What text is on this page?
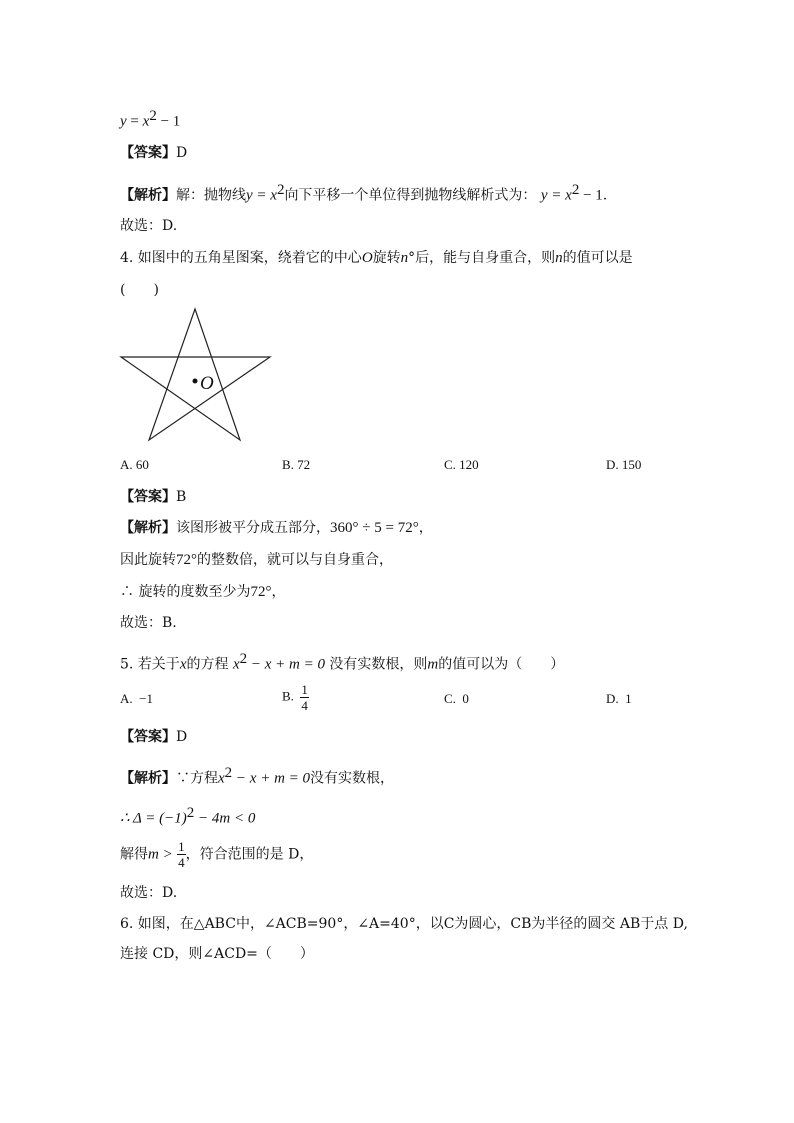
$y = x^2 - 1$
【答案】D
【解析】解：抛物线$y = x^2$向下平移一个单位得到抛物线解析式为： $y = x^2 - 1$.
故选：D.
4. 如图中的五角星图案，绕着它的中心O旋转n°后，能与自身重合，则n的值可以是
(　　)
O
A. 60	B. 72	C. 120	D. 150
【答案】B
【解析】该图形被平分成五部分，360° ÷ 5 = 72°，
因此旋转72°的整数倍，就可以与自身重合，
∴ 旋转的度数至少为72°，
故选：B.
5. 若关于x的方程 $x^2 - x + m = 0$ 没有实数根，则m的值可以为（　　）
A. −1	B. $\frac{1}{4}$	C. 0	D. 1
【答案】D
【解析】∵方程$x^2 - x + m = 0$没有实数根，
∴ $\Delta = (-1)^2 - 4m < 0$
解得$m > \frac{1}{4}$ ，符合范围的是 D，
故选：D.
6. 如图，在△ABC中，∠ACB=90°，∠A=40°，以C为圆心，CB为半径的圆交 AB于点 D,
连接 CD，则∠ACD=（　　）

▸ **Exercise brief**:
Search the listing for the word "没有实数根". Copy every line in which it occurs.

▸ **Complete response**:
5. 若关于x的方程 $x^2 - x + m = 0$ 没有实数根，则m的值可以为（　　）
【解析】∵方程$x^2 - x + m = 0$没有实数根，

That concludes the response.